3.3.1.a Option 1: Distributed Caching (Multicast – Default & Preferred) Allows a Liferay cluster (nodes) to share cache content among multiple cluster nodes via Ehcache. Ehcache can be configured to use an efficient algorithm for replication, called ClusterLink layer for both discovery and transport to manage cluster cache. Liferay’s ClusterLink internally uses JGroups for its underlying technology.

By default, two protocols (UDP or TCP) can be used to send/receive messages to/from the network depending on the needs of an environment.

Default (MPING + UDP/IP Multicast): update multicast addresses/ports according to network specifications. This configuration uses MPING for discovery and UDP for transport. In general, if UDP can be used, there is no need to use or configure any other protocol.

portal-ext.properties
 
## Multicast
 
# Each address and port combination represent a conversation that is made
# between different nodes. If they are not unique or correctly set, there
# will be a potential of unnecessary network traffic that may cause slower
# updates or inaccurate updates.
 
multicast.group.address["cluster-link-control"]=239.255.0.1
multicast.group.port["cluster-link-control"]=23301
 
multicast.group.address["cluster-link-udp"]=239.255.0.2
multicast.group.port["cluster-link-udp"]=23302
 
multicast.group.address["cluster-link-mping"]=239.255.0.3
multicast.group.port["cluster-link-mping"]=23303
 
multicast.group.address["multi-vm"]=239.255.0.5
multicast.group.port["multi-vm"]=23305

3.3.1.b. Option 2: TCP Transports (Unicast): This configuration uses TCP_PING for discovery and TCP for transport. For TCP_PING, you must pre-specify all members of the cluster. This is not an auto-discovery protocol i.e. adding/removing members of cluster not supported.

setenv.sh: Add IP addresses of all the cluster nodes in below properties via JVM parameters in setenv.sh for Linux environments.

> **Written instruction A**
Using the Liferay clustering text, list every multicast group name set in portal-ext.properties, each with its address.

> **Record list**

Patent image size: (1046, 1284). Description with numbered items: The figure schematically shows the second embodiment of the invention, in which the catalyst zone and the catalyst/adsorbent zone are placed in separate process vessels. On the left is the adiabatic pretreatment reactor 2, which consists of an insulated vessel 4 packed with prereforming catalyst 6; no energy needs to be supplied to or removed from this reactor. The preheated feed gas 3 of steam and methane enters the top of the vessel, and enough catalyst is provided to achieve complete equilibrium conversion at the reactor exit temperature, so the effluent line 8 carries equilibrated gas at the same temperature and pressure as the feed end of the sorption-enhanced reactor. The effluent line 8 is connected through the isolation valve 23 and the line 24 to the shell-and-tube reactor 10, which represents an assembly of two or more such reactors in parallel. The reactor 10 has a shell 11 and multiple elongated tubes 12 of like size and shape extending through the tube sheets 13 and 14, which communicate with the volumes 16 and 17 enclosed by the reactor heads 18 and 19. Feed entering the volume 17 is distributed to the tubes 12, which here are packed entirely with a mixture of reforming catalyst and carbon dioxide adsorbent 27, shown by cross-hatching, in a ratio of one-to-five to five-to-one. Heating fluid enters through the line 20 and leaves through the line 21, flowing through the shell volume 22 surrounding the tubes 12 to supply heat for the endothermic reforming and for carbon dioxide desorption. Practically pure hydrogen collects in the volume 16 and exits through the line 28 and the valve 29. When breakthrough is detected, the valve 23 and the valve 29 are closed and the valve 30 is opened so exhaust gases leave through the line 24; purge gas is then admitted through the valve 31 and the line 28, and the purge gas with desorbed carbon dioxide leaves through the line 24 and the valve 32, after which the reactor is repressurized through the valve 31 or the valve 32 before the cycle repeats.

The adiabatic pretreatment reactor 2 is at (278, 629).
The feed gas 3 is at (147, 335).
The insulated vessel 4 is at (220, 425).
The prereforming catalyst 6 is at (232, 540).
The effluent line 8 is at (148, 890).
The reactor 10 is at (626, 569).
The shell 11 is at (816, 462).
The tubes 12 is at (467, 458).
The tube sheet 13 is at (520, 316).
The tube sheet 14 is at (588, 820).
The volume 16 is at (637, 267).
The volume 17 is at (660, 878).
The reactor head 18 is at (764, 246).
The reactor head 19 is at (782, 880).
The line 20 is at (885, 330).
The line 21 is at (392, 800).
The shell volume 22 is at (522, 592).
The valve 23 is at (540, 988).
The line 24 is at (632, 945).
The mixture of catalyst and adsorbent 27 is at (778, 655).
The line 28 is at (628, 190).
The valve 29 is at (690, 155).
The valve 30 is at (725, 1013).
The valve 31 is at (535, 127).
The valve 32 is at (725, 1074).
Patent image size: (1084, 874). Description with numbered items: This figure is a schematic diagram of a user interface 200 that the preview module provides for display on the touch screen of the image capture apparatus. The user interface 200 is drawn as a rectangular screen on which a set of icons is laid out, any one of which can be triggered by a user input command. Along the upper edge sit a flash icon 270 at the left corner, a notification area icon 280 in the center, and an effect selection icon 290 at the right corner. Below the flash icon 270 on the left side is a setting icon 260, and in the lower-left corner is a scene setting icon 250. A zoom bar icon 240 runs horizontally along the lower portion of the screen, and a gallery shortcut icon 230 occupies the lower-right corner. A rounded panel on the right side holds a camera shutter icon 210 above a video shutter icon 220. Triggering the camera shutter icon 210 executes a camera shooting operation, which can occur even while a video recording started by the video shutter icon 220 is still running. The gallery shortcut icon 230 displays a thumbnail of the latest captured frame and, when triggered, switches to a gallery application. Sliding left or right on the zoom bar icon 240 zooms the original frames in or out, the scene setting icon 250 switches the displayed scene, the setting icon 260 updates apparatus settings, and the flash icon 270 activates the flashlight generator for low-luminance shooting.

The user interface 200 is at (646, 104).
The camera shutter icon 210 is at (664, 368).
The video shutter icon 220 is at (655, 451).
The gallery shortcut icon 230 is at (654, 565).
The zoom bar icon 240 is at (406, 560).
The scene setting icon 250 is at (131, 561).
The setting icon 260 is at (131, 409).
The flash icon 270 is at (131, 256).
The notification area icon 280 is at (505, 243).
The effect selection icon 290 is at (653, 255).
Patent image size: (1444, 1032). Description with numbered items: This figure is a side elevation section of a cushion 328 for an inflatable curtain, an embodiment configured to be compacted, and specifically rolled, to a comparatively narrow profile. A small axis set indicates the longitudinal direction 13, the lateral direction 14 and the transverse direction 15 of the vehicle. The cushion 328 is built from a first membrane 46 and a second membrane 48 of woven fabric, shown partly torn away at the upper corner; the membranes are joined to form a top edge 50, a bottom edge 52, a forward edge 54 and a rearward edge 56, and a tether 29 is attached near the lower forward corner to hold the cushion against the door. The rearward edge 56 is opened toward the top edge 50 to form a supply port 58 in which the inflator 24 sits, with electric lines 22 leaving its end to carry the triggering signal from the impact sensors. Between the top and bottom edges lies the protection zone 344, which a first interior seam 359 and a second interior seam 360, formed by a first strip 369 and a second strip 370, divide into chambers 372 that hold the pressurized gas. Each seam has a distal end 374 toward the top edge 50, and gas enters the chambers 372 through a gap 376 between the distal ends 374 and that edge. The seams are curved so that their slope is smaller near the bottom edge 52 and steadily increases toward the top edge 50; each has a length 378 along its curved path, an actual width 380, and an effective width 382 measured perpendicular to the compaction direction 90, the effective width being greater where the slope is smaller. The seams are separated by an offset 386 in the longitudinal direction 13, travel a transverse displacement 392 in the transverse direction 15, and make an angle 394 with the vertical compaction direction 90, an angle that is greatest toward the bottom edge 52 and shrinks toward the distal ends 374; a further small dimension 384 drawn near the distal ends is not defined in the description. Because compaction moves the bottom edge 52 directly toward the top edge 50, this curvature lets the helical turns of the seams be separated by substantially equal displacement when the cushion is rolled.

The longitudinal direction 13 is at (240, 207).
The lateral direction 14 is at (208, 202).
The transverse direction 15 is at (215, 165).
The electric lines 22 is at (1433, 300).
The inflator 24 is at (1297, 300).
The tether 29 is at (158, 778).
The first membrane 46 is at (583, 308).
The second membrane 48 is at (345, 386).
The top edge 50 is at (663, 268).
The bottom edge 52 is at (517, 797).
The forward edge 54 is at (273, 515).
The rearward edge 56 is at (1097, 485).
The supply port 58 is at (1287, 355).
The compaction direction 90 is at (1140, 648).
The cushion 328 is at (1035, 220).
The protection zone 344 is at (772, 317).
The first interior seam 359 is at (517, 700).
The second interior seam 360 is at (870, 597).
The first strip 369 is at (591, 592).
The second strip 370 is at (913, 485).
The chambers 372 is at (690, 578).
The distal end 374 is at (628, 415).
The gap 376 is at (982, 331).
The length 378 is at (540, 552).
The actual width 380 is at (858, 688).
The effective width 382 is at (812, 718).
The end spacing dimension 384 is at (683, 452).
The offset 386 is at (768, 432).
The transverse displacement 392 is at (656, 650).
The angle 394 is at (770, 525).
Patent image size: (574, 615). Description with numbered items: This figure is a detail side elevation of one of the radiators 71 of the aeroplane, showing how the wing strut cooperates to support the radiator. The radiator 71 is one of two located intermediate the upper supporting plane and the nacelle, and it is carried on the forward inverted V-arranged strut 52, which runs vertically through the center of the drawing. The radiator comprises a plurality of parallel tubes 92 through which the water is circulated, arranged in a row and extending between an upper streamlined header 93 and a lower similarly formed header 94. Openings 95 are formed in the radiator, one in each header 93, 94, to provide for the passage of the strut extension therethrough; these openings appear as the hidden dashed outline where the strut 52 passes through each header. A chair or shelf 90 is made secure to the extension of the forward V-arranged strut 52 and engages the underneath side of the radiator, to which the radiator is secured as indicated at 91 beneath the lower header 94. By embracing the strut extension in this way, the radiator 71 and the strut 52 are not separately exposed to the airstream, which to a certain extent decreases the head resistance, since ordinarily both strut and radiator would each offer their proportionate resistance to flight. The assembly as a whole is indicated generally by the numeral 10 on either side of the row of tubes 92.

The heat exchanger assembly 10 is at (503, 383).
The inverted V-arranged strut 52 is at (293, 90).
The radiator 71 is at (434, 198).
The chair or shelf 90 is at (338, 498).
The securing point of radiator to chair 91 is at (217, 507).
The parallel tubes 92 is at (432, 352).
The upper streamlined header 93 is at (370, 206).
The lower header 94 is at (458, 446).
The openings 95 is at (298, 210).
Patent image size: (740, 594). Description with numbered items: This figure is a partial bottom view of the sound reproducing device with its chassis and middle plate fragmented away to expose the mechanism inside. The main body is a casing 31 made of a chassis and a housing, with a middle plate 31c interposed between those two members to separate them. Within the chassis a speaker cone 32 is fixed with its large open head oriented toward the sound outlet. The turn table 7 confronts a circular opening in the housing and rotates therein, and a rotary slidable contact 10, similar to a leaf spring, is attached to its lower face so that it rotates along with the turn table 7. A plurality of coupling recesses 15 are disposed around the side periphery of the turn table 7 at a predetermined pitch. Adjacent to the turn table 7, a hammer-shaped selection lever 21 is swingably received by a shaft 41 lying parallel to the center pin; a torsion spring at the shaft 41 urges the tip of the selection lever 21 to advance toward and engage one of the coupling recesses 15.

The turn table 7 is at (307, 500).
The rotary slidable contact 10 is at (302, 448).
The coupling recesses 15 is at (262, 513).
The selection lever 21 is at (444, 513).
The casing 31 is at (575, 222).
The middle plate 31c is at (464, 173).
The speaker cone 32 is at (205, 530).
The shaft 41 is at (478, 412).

> **Written instruction B**
In the rows, lay out as a Markdown table everything from the line with "Patent image size: (574, 615)." up to and including the line with "The heat exchanger". Use the columns n and Line, and leave out blank lines.

> **Complete response A**
- cluster-link-control: 239.255.0.1
- cluster-link-udp: 239.255.0.2
- cluster-link-mping: 239.255.0.3
- multi-vm: 239.255.0.5

> **Complete response B**
| n | Line |
|---|---|
| 1 | Patent image size: (574, 615). Description with numbered items: This figure is a detail side elevation of one of the radiators 71 of the aeroplane, showing how the wing strut cooperates to support the radiator. The radiator 71 is one of two located intermediate the upper supporting plane and the nacelle, and it is carried on the forward inverted V-arranged strut 52, which runs vertically through the center of the drawing. The radiator comprises a plurality of parallel tubes 92 through which the water is circulated, arranged in a row and extending between an upper streamlined header 93 and a lower similarly formed header 94. Openings 95 are formed in the radiator, one in each header 93, 94, to provide for the passage of the strut extension therethrough; these openings appear as the hidden dashed outline where the strut 52 passes through each header. A chair or shelf 90 is made secure to the extension of the forward V-arranged strut 52 and engages the underneath side of the radiator, to which the radiator is secured as indicated at 91 beneath the lower header 94. By embracing the strut extension in this way, the radiator 71 and the strut 52 are not separately exposed to the airstream, which to a certain extent decreases the head resistance, since ordinarily both strut and radiator would each offer their proportionate resistance to flight. The assembly as a whole is indicated generally by the numeral 10 on either side of the row of tubes 92. |
| 2 | The heat exchanger assembly 10 is at (503, 383). |